▶ Lines of data
▬▬▬

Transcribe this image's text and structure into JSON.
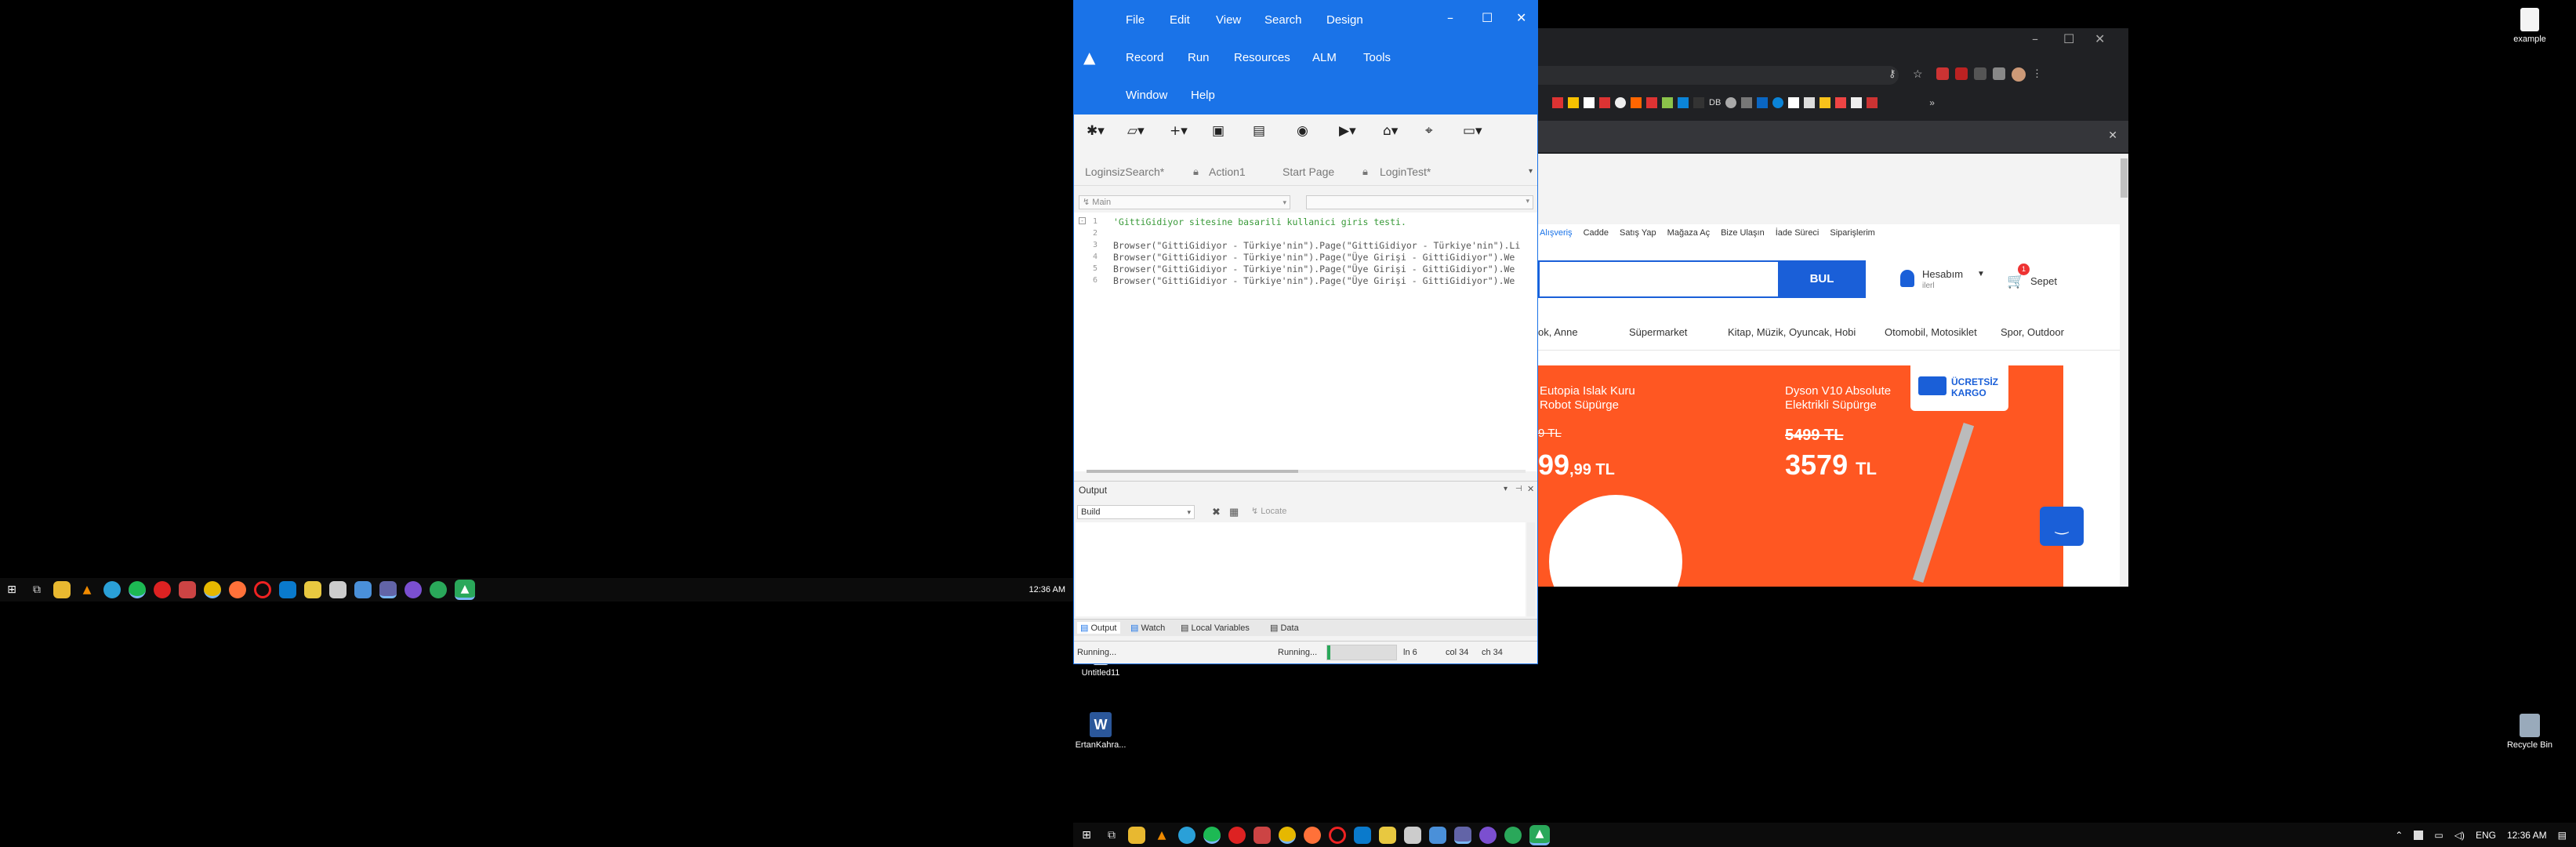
{
  "desktop_right": {
    "icons": [
      {
        "label": "example"
      },
      {
        "label": "Recycle Bin"
      }
    ]
  },
  "desktop_left": {
    "taskbar_clock": "12:36 AM"
  },
  "desktop_bottom": {
    "icons": [
      {
        "label": "Untitled11"
      },
      {
        "label": "ErtanKahra..."
      }
    ]
  },
  "taskbar_bottom": {
    "language": "ENG",
    "time": "12:36 AM"
  },
  "uft": {
    "menu_row1": [
      "File",
      "Edit",
      "View",
      "Search",
      "Design"
    ],
    "menu_row2": [
      "Record",
      "Run",
      "Resources",
      "ALM",
      "Tools"
    ],
    "menu_row3": [
      "Window",
      "Help"
    ],
    "tabs": [
      "LoginsizSearch*",
      "Action1",
      "Start Page",
      "LoginTest*"
    ],
    "scope_dropdown": "Main",
    "code_lines": [
      "'GittiGidiyor sitesine basarili kullanici giris testi.",
      "",
      "Browser(\"GittiGidiyor - Türkiye'nin\").Page(\"GittiGidiyor - Türkiye'nin\").Li",
      "Browser(\"GittiGidiyor - Türkiye'nin\").Page(\"Üye Girişi - GittiGidiyor\").We",
      "Browser(\"GittiGidiyor - Türkiye'nin\").Page(\"Üye Girişi - GittiGidiyor\").We",
      "Browser(\"GittiGidiyor - Türkiye'nin\").Page(\"Üye Girişi - GittiGidiyor\").We"
    ],
    "line_numbers": [
      "1",
      "2",
      "3",
      "4",
      "5",
      "6"
    ],
    "output_title": "Output",
    "output_filter": "Build",
    "locate_label": "Locate",
    "bottom_tabs": [
      "Output",
      "Watch",
      "Local Variables",
      "Data"
    ],
    "status_left": "Running...",
    "status_mid": "Running...",
    "status_ln": "ln 6",
    "status_col": "col 34",
    "status_ch": "ch 34"
  },
  "browser": {
    "nav_links": [
      "Alışveriş",
      "Cadde",
      "Satış Yap",
      "Mağaza Aç",
      "Bize Ulaşın",
      "İade Süreci",
      "Siparişlerim"
    ],
    "search_button": "BUL",
    "account_label": "Hesabım",
    "account_sub": "ilerl",
    "cart_label": "Sepet",
    "cart_count": "1",
    "categories": [
      "ok, Anne",
      "Süpermarket",
      "Kitap, Müzik, Oyuncak, Hobi",
      "Otomobil, Motosiklet",
      "Spor, Outdoor"
    ],
    "promo1_title_line1": "Eutopia Islak Kuru",
    "promo1_title_line2": "Robot Süpürge",
    "promo1_old": "9 TL",
    "promo1_price": "99",
    "promo1_cents": ",99 TL",
    "promo2_title_line1": "Dyson V10 Absolute",
    "promo2_title_line2": "Elektrikli Süpürge",
    "promo2_old": "5499 TL",
    "promo2_price": "3579",
    "promo2_currency": "TL",
    "cargo_line1": "ÜCRETSİZ",
    "cargo_line2": "KARGO",
    "bookmark_label": "DB",
    "colors": {
      "accent": "#1a73e8",
      "promo_bg": "#ff5722",
      "search_btn": "#1a5fd8"
    }
  }
}
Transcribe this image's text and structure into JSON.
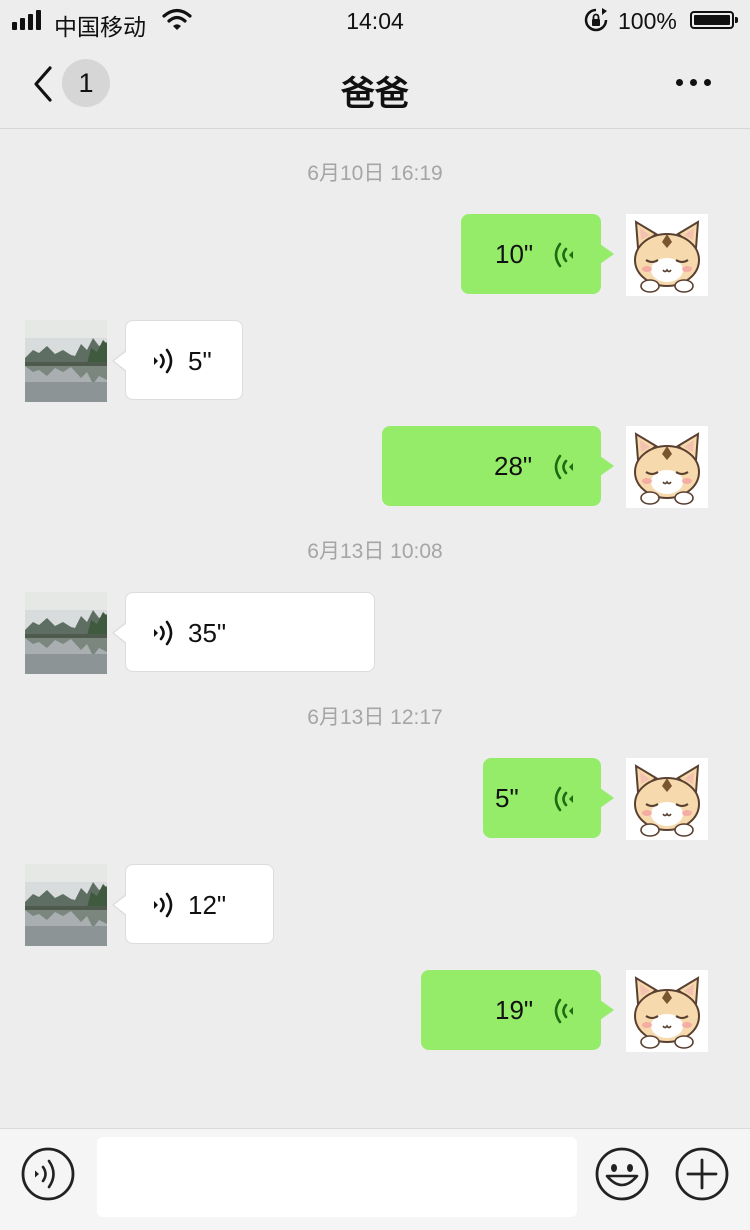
{
  "status_bar": {
    "carrier": "中国移动",
    "time": "14:04",
    "battery": "100%",
    "signal_bars": 4
  },
  "nav": {
    "title": "爸爸",
    "unread_count": "1"
  },
  "messages": [
    {
      "type": "timestamp",
      "text": "6月10日 16:19"
    },
    {
      "type": "voice",
      "side": "sent",
      "duration": "10\""
    },
    {
      "type": "voice",
      "side": "received",
      "duration": "5\""
    },
    {
      "type": "voice",
      "side": "sent",
      "duration": "28\""
    },
    {
      "type": "timestamp",
      "text": "6月13日 10:08"
    },
    {
      "type": "voice",
      "side": "received",
      "duration": "35\""
    },
    {
      "type": "timestamp",
      "text": "6月13日 12:17"
    },
    {
      "type": "voice",
      "side": "sent",
      "duration": "5\""
    },
    {
      "type": "voice",
      "side": "received",
      "duration": "12\""
    },
    {
      "type": "voice",
      "side": "sent",
      "duration": "19\""
    }
  ],
  "input_bar": {
    "voice_button_icon": "voice-mode-icon",
    "emoji_button_icon": "emoji-icon",
    "more_button_icon": "plus-icon",
    "text_value": ""
  },
  "colors": {
    "sent_bubble": "#95ec69",
    "received_bubble": "#ffffff",
    "chat_background": "#ededed",
    "voice_icon_sent": "#1e6b12"
  }
}
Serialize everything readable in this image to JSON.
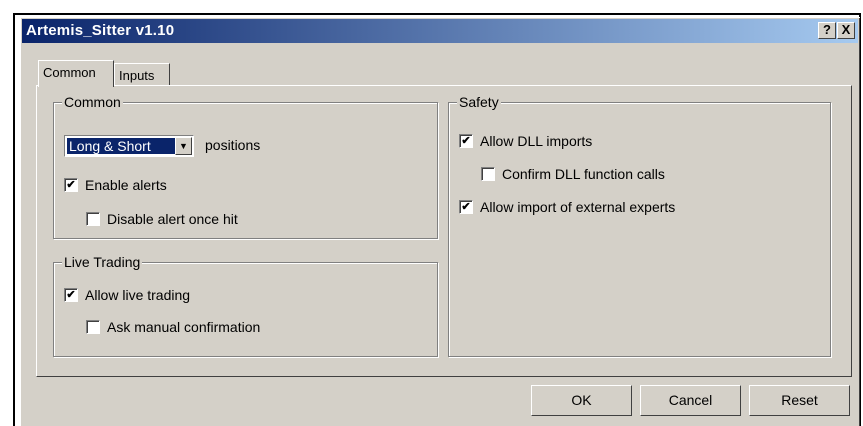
{
  "window": {
    "title": "Artemis_Sitter v1.10",
    "help_glyph": "?",
    "close_glyph": "X"
  },
  "tabs": [
    {
      "label": "Common"
    },
    {
      "label": "Inputs"
    }
  ],
  "common_group": {
    "legend": "Common",
    "positions_select": {
      "value": "Long & Short",
      "suffix": "positions"
    },
    "enable_alerts": {
      "label": "Enable alerts",
      "checked": true
    },
    "disable_alert": {
      "label": "Disable alert once hit",
      "checked": false
    }
  },
  "live_group": {
    "legend": "Live Trading",
    "allow_live": {
      "label": "Allow live trading",
      "checked": true
    },
    "ask_manual": {
      "label": "Ask manual confirmation",
      "checked": false
    }
  },
  "safety_group": {
    "legend": "Safety",
    "allow_dll": {
      "label": "Allow DLL imports",
      "checked": true
    },
    "confirm_dll": {
      "label": "Confirm DLL function calls",
      "checked": false
    },
    "allow_external": {
      "label": "Allow import of external experts",
      "checked": true
    }
  },
  "buttons": {
    "ok": "OK",
    "cancel": "Cancel",
    "reset": "Reset"
  },
  "check_mark": "✔"
}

▬▬▬

▶ Prompt
Copy every record above exactly, leaving out the pictures.

▶ Exercise answer
Transcribe this image's text and structure into JSON.
{
  "desktop_right": {
    "icons": [
      {
        "label": "example"
      },
      {
        "label": "Recycle Bin"
      }
    ]
  },
  "desktop_left": {
    "taskbar_clock": "12:36 AM"
  },
  "desktop_bottom": {
    "icons": [
      {
        "label": "Untitled11"
      },
      {
        "label": "ErtanKahra..."
      }
    ]
  },
  "taskbar_bottom": {
    "language": "ENG",
    "time": "12:36 AM"
  },
  "uft": {
    "menu_row1": [
      "File",
      "Edit",
      "View",
      "Search",
      "Design"
    ],
    "menu_row2": [
      "Record",
      "Run",
      "Resources",
      "ALM",
      "Tools"
    ],
    "menu_row3": [
      "Window",
      "Help"
    ],
    "tabs": [
      "LoginsizSearch*",
      "Action1",
      "Start Page",
      "LoginTest*"
    ],
    "scope_dropdown": "Main",
    "code_lines": [
      "'GittiGidiyor sitesine basarili kullanici giris testi.",
      "",
      "Browser(\"GittiGidiyor - Türkiye'nin\").Page(\"GittiGidiyor - Türkiye'nin\").Li",
      "Browser(\"GittiGidiyor - Türkiye'nin\").Page(\"Üye Girişi - GittiGidiyor\").We",
      "Browser(\"GittiGidiyor - Türkiye'nin\").Page(\"Üye Girişi - GittiGidiyor\").We",
      "Browser(\"GittiGidiyor - Türkiye'nin\").Page(\"Üye Girişi - GittiGidiyor\").We"
    ],
    "line_numbers": [
      "1",
      "2",
      "3",
      "4",
      "5",
      "6"
    ],
    "output_title": "Output",
    "output_filter": "Build",
    "locate_label": "Locate",
    "bottom_tabs": [
      "Output",
      "Watch",
      "Local Variables",
      "Data"
    ],
    "status_left": "Running...",
    "status_mid": "Running...",
    "status_ln": "ln 6",
    "status_col": "col 34",
    "status_ch": "ch 34"
  },
  "browser": {
    "nav_links": [
      "Alışveriş",
      "Cadde",
      "Satış Yap",
      "Mağaza Aç",
      "Bize Ulaşın",
      "İade Süreci",
      "Siparişlerim"
    ],
    "search_button": "BUL",
    "account_label": "Hesabım",
    "account_sub": "ilerl",
    "cart_label": "Sepet",
    "cart_count": "1",
    "categories": [
      "ok, Anne",
      "Süpermarket",
      "Kitap, Müzik, Oyuncak, Hobi",
      "Otomobil, Motosiklet",
      "Spor, Outdoor"
    ],
    "promo1_title_line1": "Eutopia Islak Kuru",
    "promo1_title_line2": "Robot Süpürge",
    "promo1_old": "9 TL",
    "promo1_price": "99",
    "promo1_cents": ",99 TL",
    "promo2_title_line1": "Dyson V10 Absolute",
    "promo2_title_line2": "Elektrikli Süpürge",
    "promo2_old": "5499 TL",
    "promo2_price": "3579",
    "promo2_currency": "TL",
    "cargo_line1": "ÜCRETSİZ",
    "cargo_line2": "KARGO",
    "bookmark_label": "DB",
    "colors": {
      "accent": "#1a73e8",
      "promo_bg": "#ff5722",
      "search_btn": "#1a5fd8"
    }
  }
}
Transcribe this image's text and structure into JSON.
{
  "status_bar": {
    "carrier": "中国移动",
    "time": "14:04",
    "battery": "100%",
    "signal_bars": 4
  },
  "nav": {
    "title": "爸爸",
    "unread_count": "1"
  },
  "messages": [
    {
      "type": "timestamp",
      "text": "6月10日 16:19"
    },
    {
      "type": "voice",
      "side": "sent",
      "duration": "10\""
    },
    {
      "type": "voice",
      "side": "received",
      "duration": "5\""
    },
    {
      "type": "voice",
      "side": "sent",
      "duration": "28\""
    },
    {
      "type": "timestamp",
      "text": "6月13日 10:08"
    },
    {
      "type": "voice",
      "side": "received",
      "duration": "35\""
    },
    {
      "type": "timestamp",
      "text": "6月13日 12:17"
    },
    {
      "type": "voice",
      "side": "sent",
      "duration": "5\""
    },
    {
      "type": "voice",
      "side": "received",
      "duration": "12\""
    },
    {
      "type": "voice",
      "side": "sent",
      "duration": "19\""
    }
  ],
  "input_bar": {
    "voice_button_icon": "voice-mode-icon",
    "emoji_button_icon": "emoji-icon",
    "more_button_icon": "plus-icon",
    "text_value": ""
  },
  "colors": {
    "sent_bubble": "#95ec69",
    "received_bubble": "#ffffff",
    "chat_background": "#ededed",
    "voice_icon_sent": "#1e6b12"
  }
}
Serialize everything readable in this image to JSON.
{
  "window": {
    "title": "Artemis_Sitter v1.10",
    "help_glyph": "?",
    "close_glyph": "X"
  },
  "tabs": [
    {
      "label": "Common"
    },
    {
      "label": "Inputs"
    }
  ],
  "common_group": {
    "legend": "Common",
    "positions_select": {
      "value": "Long & Short",
      "suffix": "positions"
    },
    "enable_alerts": {
      "label": "Enable alerts",
      "checked": true
    },
    "disable_alert": {
      "label": "Disable alert once hit",
      "checked": false
    }
  },
  "live_group": {
    "legend": "Live Trading",
    "allow_live": {
      "label": "Allow live trading",
      "checked": true
    },
    "ask_manual": {
      "label": "Ask manual confirmation",
      "checked": false
    }
  },
  "safety_group": {
    "legend": "Safety",
    "allow_dll": {
      "label": "Allow DLL imports",
      "checked": true
    },
    "confirm_dll": {
      "label": "Confirm DLL function calls",
      "checked": false
    },
    "allow_external": {
      "label": "Allow import of external experts",
      "checked": true
    }
  },
  "buttons": {
    "ok": "OK",
    "cancel": "Cancel",
    "reset": "Reset"
  },
  "check_mark": "✔"
}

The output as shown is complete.